• _Document passage_

______________________________

And I did get one of those travel cards where you get points because we'll be doing a lot of mini road trips and flights this year to different locations, and so we've got one of those credit cards they tell you to use I was reading up on it. They tell you to use one credit card, have a favorite airline, and only use that airline. That way, you actually get some decent points. Otherwise not so much. Not

so much. Next up on the mailbag, Mike from Fullerton, no relation to furg Dog says, last week, you guys brought up Vinyl outselling CDs for the first time in thirty five years. I thought that was pretty neat. So I was wondering if either of you think VHS or Beta Max will make a similar comeback against DVDs and Blu rays. Ah. Did you hear what's going on with Blockbuster Video? No, what happened perfect timing for Ferg. I

mean Mike's question here. Just a couple of days ago, a story popped up about Blockbuster their website has come back to life suddenly, and they put a message on their website saying please be kind while we rewind. Oh, there's lots of speculation out there. Does this mean they're gonna start to open up more stores, because obviously they went bankrupt just over a decade ago and there's only one location left, which they did that documentary on in Bend, Oregon.

______________________________

• _What the task asks_
In the transcript, what city is the last remaining Blockbuster location in?

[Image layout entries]

______________________________

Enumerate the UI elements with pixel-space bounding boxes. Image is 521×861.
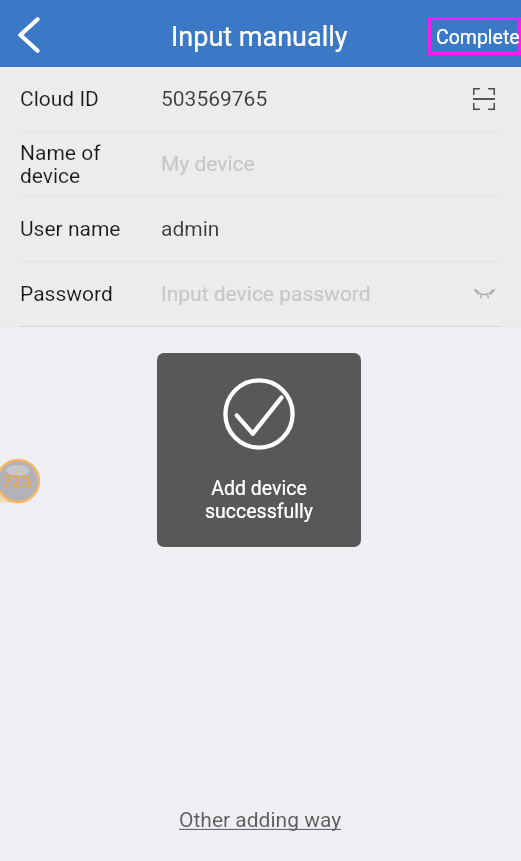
staticText: User name [20,217,161,242]
button[interactable]: Battery 72 percent [0,458,41,504]
staticText: Input device password [161,282,447,307]
staticText: Complete [436,26,520,49]
button[interactable]: Name of device [0,132,521,196]
staticText: Name of device [20,141,161,188]
button[interactable]: Show password [462,272,506,316]
staticText: Other adding way [179,808,342,833]
staticText: Cloud ID [20,87,161,112]
button[interactable]: Back [0,0,58,67]
staticText: 503569765 [161,87,447,112]
button[interactable]: User name [0,197,521,261]
button[interactable]: Cloud ID [0,67,521,131]
button[interactable]: Password [0,262,521,326]
staticText: My device [161,152,447,177]
staticText: Add device successfully [205,477,313,523]
button[interactable]: Other adding way [179,808,342,833]
staticText: Password [20,282,161,307]
button[interactable]: Complete [428,17,521,55]
button[interactable]: Scan QR code [462,77,506,121]
staticText: Input manually [171,21,348,53]
staticText: admin [161,217,447,242]
staticText: 72% [3,472,33,491]
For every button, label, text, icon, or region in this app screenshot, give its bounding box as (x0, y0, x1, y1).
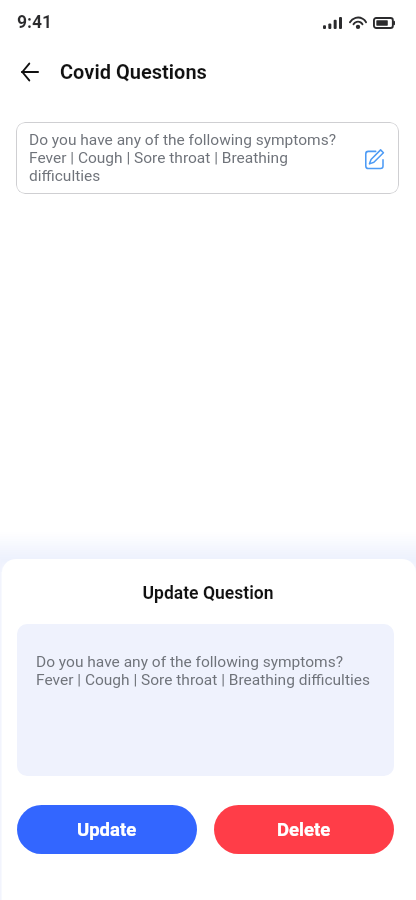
staticText: 9:41 (17, 12, 53, 33)
button[interactable]: Back (13, 55, 47, 89)
button[interactable]: Do you have any of the following symptom… (16, 122, 399, 194)
staticText: Delete (277, 819, 331, 841)
staticText: Do you have any of the following symptom… (29, 131, 355, 185)
button[interactable]: Update (17, 805, 197, 854)
button[interactable]: Edit question (361, 145, 387, 171)
button[interactable]: Do you have any of the following symptom… (17, 624, 394, 776)
button[interactable]: Delete (214, 805, 394, 854)
staticText: Update Question (0, 583, 416, 604)
staticText: Update (77, 819, 137, 841)
staticText: Covid Questions (60, 60, 207, 83)
staticText: Do you have any of the following symptom… (36, 653, 370, 689)
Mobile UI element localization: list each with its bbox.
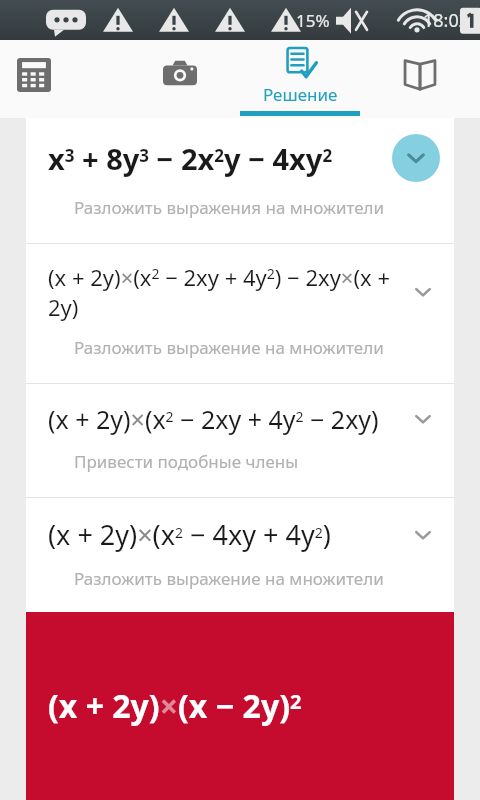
button[interactable]: (x + 2y)×(x2 − 2xy + 4y2) − 2xy×(x + 2y) [26, 244, 454, 384]
staticText: Разложить выражение на множители [74, 567, 384, 590]
staticText: (x + 2y)×(x2 − 4xy + 4y2) [48, 516, 331, 553]
button[interactable]: (x + 2y)×(x − 2y)2 [26, 612, 454, 800]
button[interactable]: Развернуть [406, 518, 440, 552]
staticText: Привести подобные члены [74, 450, 299, 473]
button[interactable]: Камера [120, 40, 240, 118]
button[interactable]: Калькулятор [0, 40, 120, 118]
button[interactable]: (x + 2y)×(x2 − 4xy + 4y2) [26, 498, 454, 612]
staticText: Разложить выражения на множители [74, 196, 385, 219]
staticText: (x + 2y)×(x2 − 2xy + 4y2 − 2xy) [48, 402, 379, 436]
staticText: 15% [296, 9, 330, 32]
button[interactable]: Развернуть [406, 275, 440, 309]
button[interactable]: Учебник [360, 40, 480, 118]
button[interactable]: x3 + 8y3 − 2x2y − 4xy2 [26, 118, 454, 244]
button[interactable]: (x + 2y)×(x2 − 2xy + 4y2 − 2xy) [26, 384, 454, 498]
staticText: x3 + 8y3 − 2x2y − 4xy2 [48, 139, 333, 178]
staticText: Разложить выражение на множители [74, 336, 384, 359]
staticText: 18:02 [423, 8, 470, 33]
staticText: (x + 2y)×(x − 2y)2 [48, 684, 302, 728]
button[interactable]: Развернуть [406, 402, 440, 436]
button[interactable]: Развернуть [392, 134, 440, 182]
button[interactable]: Решение [240, 40, 360, 118]
staticText: Решение [263, 83, 338, 106]
staticText: (x + 2y)×(x2 − 2xy + 4y2) − 2xy×(x + 2y) [48, 262, 406, 322]
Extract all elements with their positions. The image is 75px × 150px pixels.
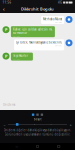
staticText: Görünümleri uygulamaların tümünü değişti… — [4, 133, 70, 136]
button[interactable]: Recent apps — [54, 143, 64, 150]
staticText: Kahve için soldan adresin mi, siz misini… — [13, 28, 53, 35]
button[interactable]: Option two — [36, 114, 39, 116]
staticText: Merhaba Murat — [43, 17, 62, 21]
staticText: Dikkrshit Bogolu — [21, 6, 54, 12]
button[interactable]: Option three — [41, 114, 43, 116]
button[interactable]: Back — [0, 5, 8, 13]
staticText: P — [5, 27, 7, 32]
button[interactable]: Decrease — [2, 122, 6, 126]
button[interactable]: Option one — [32, 114, 34, 116]
staticText: Boyut — [34, 118, 42, 121]
staticText: ◁ — [15, 145, 17, 148]
staticText: P — [5, 53, 7, 59]
staticText: – — [4, 122, 6, 127]
button[interactable]: Home — [32, 143, 42, 150]
staticText: Teşekkürler — [13, 54, 28, 58]
staticText: Apr 15:02 — [13, 58, 20, 60]
staticText: 11:56 — [2, 1, 12, 4]
staticText: ‹ — [3, 6, 5, 13]
staticText: Önizlemi öğeler daha küçük veya daha büy… — [4, 128, 72, 132]
staticText: 4G — [58, 1, 62, 4]
staticText: Apr 14:06 — [55, 22, 62, 23]
button[interactable]: Increase — [68, 122, 72, 126]
staticText: Apr 14:09 — [13, 35, 20, 37]
staticText: Önizleme — [3, 103, 16, 106]
staticText: Apr 15:01 — [55, 45, 62, 47]
button[interactable]: Önizleme — [0, 102, 19, 108]
staticText: İyi Öitek. Yakınlardaysanız beklerim. — [16, 41, 62, 44]
staticText: + — [70, 122, 72, 127]
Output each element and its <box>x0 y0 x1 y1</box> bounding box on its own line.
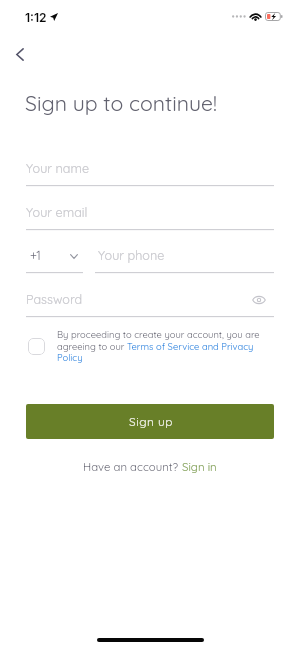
button[interactable]: +1 <box>26 243 83 267</box>
button[interactable]: Sign up <box>26 404 274 439</box>
staticText: By proceeding to create your account, yo… <box>57 329 273 363</box>
staticText: +1 <box>30 248 41 263</box>
staticText: Have an account? <box>83 460 182 474</box>
staticText: Sign up <box>129 414 173 429</box>
staticText: Your name <box>26 160 90 176</box>
staticText: 1:12 <box>25 10 47 25</box>
button[interactable]: Back <box>3 37 37 71</box>
staticText: Password <box>26 291 83 307</box>
staticText: Sign up to continue! <box>25 90 217 117</box>
button[interactable]: Show password <box>247 288 271 312</box>
button[interactable]: Sign in <box>182 460 217 474</box>
staticText: Your phone <box>98 247 165 263</box>
staticText: Your email <box>26 204 88 220</box>
button[interactable]: Accept terms and conditions <box>28 338 45 355</box>
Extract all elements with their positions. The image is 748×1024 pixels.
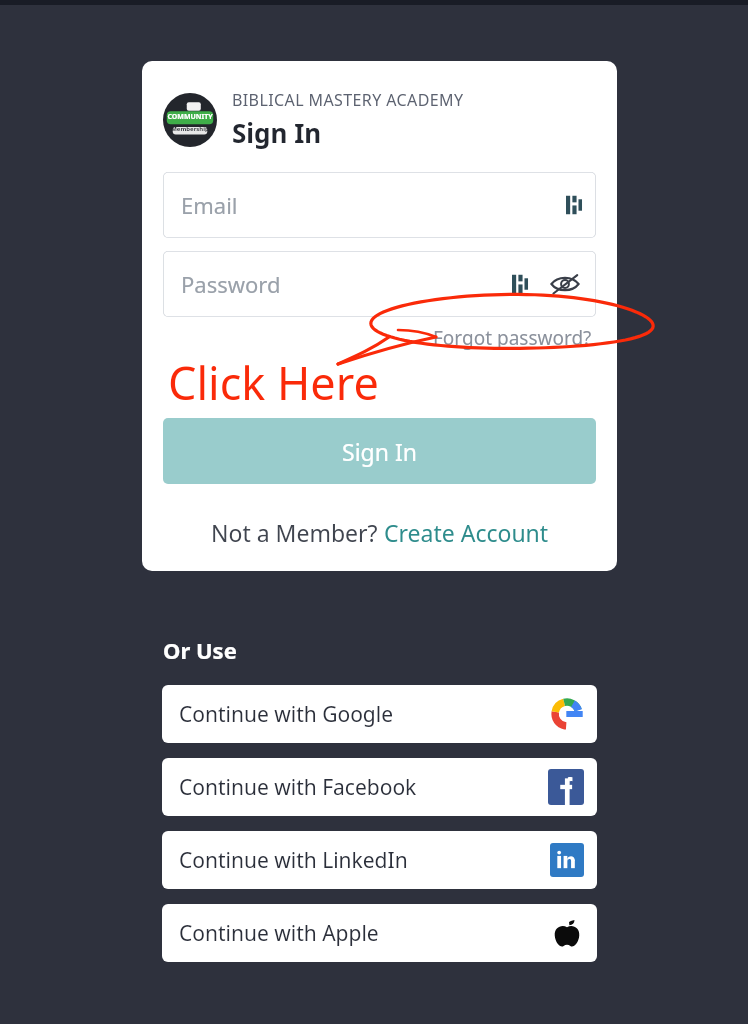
staticText: Continue with Google (179, 700, 394, 729)
staticText: Continue with Apple (179, 919, 379, 948)
button[interactable]: Create Account (384, 517, 549, 548)
staticText: Sign In (342, 436, 417, 467)
staticText: Create Account (384, 517, 549, 548)
button[interactable]: Sign In (163, 418, 596, 484)
button[interactable]: Continue with Apple (162, 904, 597, 962)
staticText: Email (181, 190, 238, 220)
button[interactable]: Password (163, 251, 596, 317)
staticText: Not a Member? (211, 517, 384, 548)
button[interactable]: Continue with LinkedIn (162, 831, 597, 889)
staticText: Password (181, 269, 281, 299)
staticText: Continue with LinkedIn (179, 846, 408, 875)
button[interactable]: Email (163, 172, 596, 238)
staticText: Click Here (168, 352, 379, 413)
button[interactable]: Forgot password? (429, 317, 596, 359)
staticText: COMMUNITY (167, 112, 213, 122)
staticText: Continue with Facebook (179, 773, 417, 802)
staticText: Forgot password? (433, 325, 592, 351)
button[interactable]: Show password (548, 267, 582, 301)
button[interactable]: Continue with Facebook (162, 758, 597, 816)
button[interactable]: Continue with Google (162, 685, 597, 743)
staticText: BIBLICAL MASTERY ACADEMY (232, 89, 464, 111)
staticText: Sign In (232, 115, 322, 150)
staticText: Membership (171, 125, 209, 133)
staticText: Or Use (163, 635, 237, 665)
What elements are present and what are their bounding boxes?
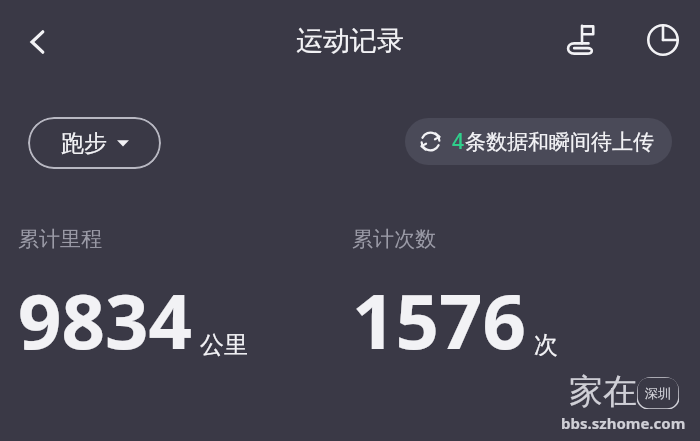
staticText: 1576 xyxy=(352,268,526,372)
staticText: 次 xyxy=(534,330,558,360)
button[interactable]: Routes xyxy=(556,15,606,65)
staticText: 跑步 xyxy=(61,129,107,158)
staticText: 条数据和瞬间待上传 xyxy=(465,129,654,155)
button[interactable]: Back xyxy=(12,16,64,68)
button[interactable]: 跑步 xyxy=(28,117,161,169)
staticText: 公里 xyxy=(200,330,248,360)
staticText: bbs.szhome.com xyxy=(561,413,686,433)
staticText: 运动记录 xyxy=(296,24,404,58)
staticText: 4 xyxy=(452,127,465,156)
staticText: 9834 xyxy=(18,268,192,372)
staticText: 家在 xyxy=(569,370,637,413)
button[interactable]: Statistics xyxy=(638,15,688,65)
button[interactable]: 累计里程 xyxy=(18,226,248,372)
staticText: 深圳 xyxy=(645,385,671,401)
button[interactable]: 4 xyxy=(405,118,672,165)
button[interactable]: 累计次数 xyxy=(352,226,558,372)
staticText: 累计次数 xyxy=(352,226,436,252)
staticText: 累计里程 xyxy=(18,226,102,252)
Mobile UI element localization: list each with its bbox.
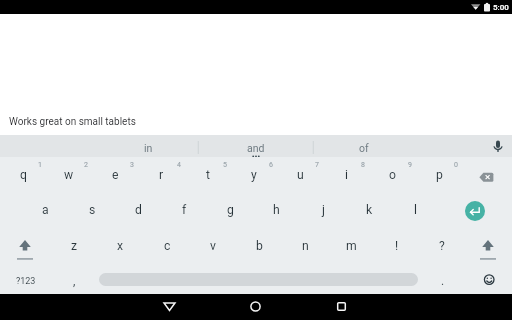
staticText: 2 xyxy=(84,161,88,169)
button[interactable]: a xyxy=(23,194,67,226)
button[interactable]: l xyxy=(393,194,437,226)
staticText: m xyxy=(346,239,357,253)
button[interactable]: x xyxy=(98,230,142,262)
staticText: q xyxy=(20,168,27,182)
staticText: p xyxy=(436,168,443,182)
button[interactable]: ? xyxy=(420,230,464,262)
staticText: d xyxy=(135,203,142,217)
button[interactable]: n xyxy=(283,230,327,262)
button[interactable]: ?123 xyxy=(4,268,48,294)
staticText: 6 xyxy=(269,161,273,169)
staticText: 1 xyxy=(38,161,42,169)
staticText: x xyxy=(117,239,124,253)
staticText: k xyxy=(366,203,373,217)
staticText: c xyxy=(164,239,171,253)
button[interactable] xyxy=(465,160,509,193)
button[interactable]: c xyxy=(145,230,189,262)
button[interactable]: h xyxy=(254,194,298,226)
button[interactable]: . xyxy=(423,266,463,296)
staticText: 8 xyxy=(361,161,365,169)
button[interactable]: b xyxy=(237,230,281,262)
button[interactable]: and xyxy=(206,138,306,158)
button[interactable]: k xyxy=(347,194,391,226)
staticText: 7 xyxy=(315,161,319,169)
staticText: a xyxy=(42,203,49,217)
staticText: g xyxy=(227,203,234,217)
button[interactable]: j xyxy=(301,194,345,226)
button[interactable] xyxy=(488,135,510,157)
staticText: u xyxy=(297,168,304,182)
button[interactable]: t xyxy=(186,159,230,191)
staticText: ! xyxy=(395,239,399,253)
staticText: ?123 xyxy=(16,276,36,287)
button[interactable]: p xyxy=(417,159,461,191)
staticText: 5 xyxy=(223,161,227,169)
staticText: y xyxy=(251,168,257,182)
staticText: s xyxy=(89,203,96,217)
button[interactable] xyxy=(3,233,47,266)
staticText: 0 xyxy=(454,161,458,169)
button[interactable]: q xyxy=(1,159,45,191)
staticText: Works great on small tablets xyxy=(9,116,136,128)
staticText: e xyxy=(112,168,119,182)
button[interactable]: y xyxy=(232,159,276,191)
button[interactable]: m xyxy=(329,230,373,262)
button[interactable]: f xyxy=(162,194,206,226)
button[interactable]: d xyxy=(116,194,160,226)
button[interactable]: z xyxy=(52,230,96,262)
staticText: . xyxy=(441,274,445,288)
staticText: i xyxy=(345,168,348,182)
staticText: f xyxy=(182,203,187,217)
button[interactable]: u xyxy=(278,159,322,191)
button[interactable]: o xyxy=(370,159,414,191)
staticText: h xyxy=(273,203,280,217)
button[interactable] xyxy=(478,268,500,290)
button[interactable] xyxy=(465,201,485,221)
button[interactable]: ! xyxy=(375,230,419,262)
staticText: 3 xyxy=(130,161,134,169)
staticText: t xyxy=(206,168,210,182)
staticText: n xyxy=(302,239,309,253)
button[interactable] xyxy=(329,294,354,319)
staticText: r xyxy=(159,168,164,182)
button[interactable] xyxy=(157,294,182,319)
staticText: o xyxy=(389,168,396,182)
button[interactable]: s xyxy=(70,194,114,226)
button[interactable]: v xyxy=(191,230,235,262)
button[interactable]: r xyxy=(139,159,183,191)
button[interactable]: g xyxy=(208,194,252,226)
staticText: in xyxy=(144,142,153,154)
staticText: of xyxy=(359,142,369,154)
staticText: v xyxy=(210,239,216,253)
staticText: l xyxy=(414,203,417,217)
staticText: 9 xyxy=(408,161,412,169)
button[interactable]: i xyxy=(324,159,368,191)
staticText: and xyxy=(247,142,265,154)
button[interactable]: of xyxy=(314,138,414,158)
button[interactable]: in xyxy=(98,138,198,158)
button[interactable]: e xyxy=(93,159,137,191)
button[interactable]: , xyxy=(54,266,94,296)
staticText: w xyxy=(64,168,74,182)
staticText: , xyxy=(73,274,76,288)
button[interactable] xyxy=(466,233,510,266)
staticText: 5:00 xyxy=(493,3,509,12)
button[interactable] xyxy=(243,294,268,319)
staticText: 4 xyxy=(177,161,181,169)
staticText: z xyxy=(71,239,78,253)
staticText: j xyxy=(322,203,325,217)
staticText: ? xyxy=(439,239,445,253)
staticText: b xyxy=(256,239,263,253)
button[interactable]: w xyxy=(47,159,91,191)
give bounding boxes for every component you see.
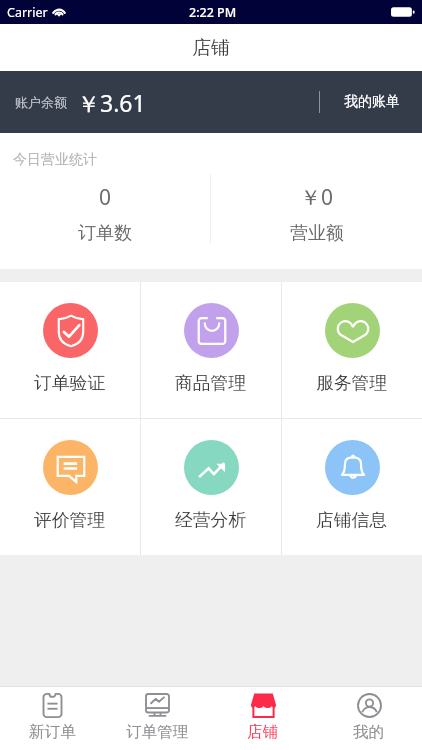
button[interactable]: 我的: [316, 687, 422, 750]
staticText: 店铺: [192, 36, 230, 60]
staticText: 商品管理: [175, 372, 247, 394]
staticText: 我的账单: [344, 93, 400, 111]
staticText: 我的: [353, 722, 385, 742]
button[interactable]: 新订单: [0, 687, 105, 750]
staticText: 0: [99, 183, 112, 212]
staticText: 营业额: [290, 222, 344, 245]
staticText: ￥3.61: [77, 87, 146, 118]
staticText: 经营分析: [175, 509, 247, 531]
staticText: 店铺信息: [316, 509, 388, 531]
staticText: 新订单: [29, 722, 76, 742]
staticText: ￥0: [300, 183, 334, 212]
button[interactable]: 订单管理: [105, 687, 210, 750]
button[interactable]: 经营分析: [141, 419, 281, 555]
staticText: 订单数: [78, 222, 132, 245]
button[interactable]: 评价管理: [0, 419, 140, 555]
button[interactable]: 账户余额: [0, 71, 422, 133]
button[interactable]: 店铺信息: [282, 419, 422, 555]
staticText: 评价管理: [34, 509, 106, 531]
staticText: 店铺: [247, 722, 279, 742]
staticText: 2:22 PM: [189, 4, 237, 21]
staticText: 订单验证: [34, 372, 106, 394]
staticText: Carrier: [7, 4, 48, 21]
button[interactable]: 服务管理: [282, 282, 422, 418]
staticText: 订单管理: [126, 722, 189, 742]
button[interactable]: 订单验证: [0, 282, 140, 418]
button[interactable]: 店铺: [210, 687, 316, 750]
staticText: 账户余额: [15, 94, 67, 110]
staticText: 服务管理: [316, 372, 388, 394]
staticText: 今日营业统计: [13, 151, 97, 169]
button[interactable]: 商品管理: [141, 282, 281, 418]
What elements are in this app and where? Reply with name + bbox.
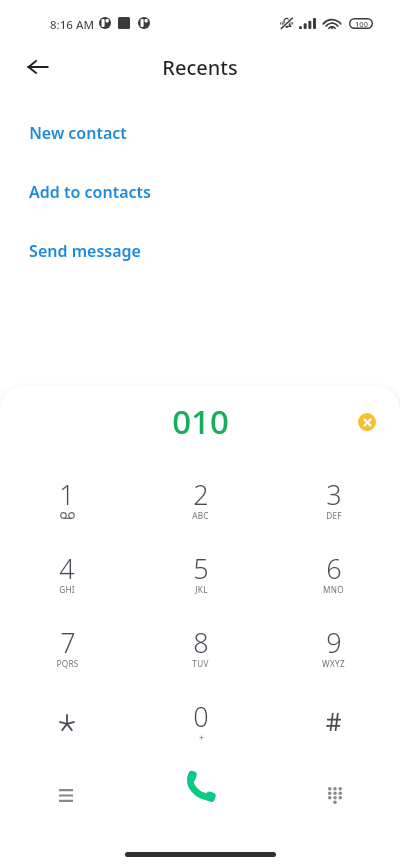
staticText: Add to contacts	[29, 181, 151, 203]
staticText: 9	[326, 624, 342, 661]
staticText: Recents	[162, 54, 238, 81]
staticText: +	[199, 732, 204, 743]
staticText: GHI	[59, 584, 75, 595]
staticText: TUV	[192, 658, 209, 669]
staticText: JKL	[195, 584, 208, 595]
staticText: WXYZ	[322, 658, 345, 669]
staticText: 0	[193, 698, 209, 735]
staticText: 2	[193, 476, 209, 513]
button[interactable]: 3	[267, 476, 400, 550]
staticText: 5	[193, 550, 209, 587]
button[interactable]: Delete	[350, 405, 384, 439]
button[interactable]: 9	[267, 624, 400, 698]
button[interactable]: New contact	[0, 115, 400, 151]
staticText: 3	[326, 476, 342, 513]
staticText: New contact	[29, 122, 127, 144]
staticText: MNO	[323, 584, 344, 595]
button[interactable]: Call	[134, 762, 267, 818]
staticText: 8:16 AM	[50, 17, 94, 33]
button[interactable]: 4	[0, 550, 134, 624]
button[interactable]: 2	[134, 476, 267, 550]
button[interactable]: 5	[134, 550, 267, 624]
staticText: 010	[172, 399, 229, 444]
staticText: 100	[355, 19, 368, 29]
button[interactable]: 8	[134, 624, 267, 698]
button[interactable]: 7	[0, 624, 134, 698]
button[interactable]	[0, 698, 134, 772]
staticText: 4	[59, 550, 75, 587]
button[interactable]: Add to contacts	[0, 174, 400, 210]
button[interactable]: Back	[19, 48, 57, 86]
button[interactable]: 0	[134, 698, 267, 772]
staticText: 1	[59, 476, 75, 513]
button[interactable]: 1	[0, 476, 134, 550]
button[interactable]: Dialpad	[267, 762, 400, 818]
button[interactable]: Menu	[0, 762, 134, 818]
button[interactable]	[267, 698, 400, 772]
staticText: 8	[193, 624, 209, 661]
staticText: 7	[60, 624, 76, 661]
staticText: PQRS	[56, 658, 79, 669]
button[interactable]: Send message	[0, 233, 400, 269]
staticText: Send message	[29, 240, 141, 262]
button[interactable]: 6	[267, 550, 400, 624]
staticText: 6	[326, 550, 342, 587]
staticText: ABC	[192, 510, 209, 521]
staticText: DEF	[326, 510, 342, 521]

______________________________

• _Result for this exercise_
Bend, Oregon.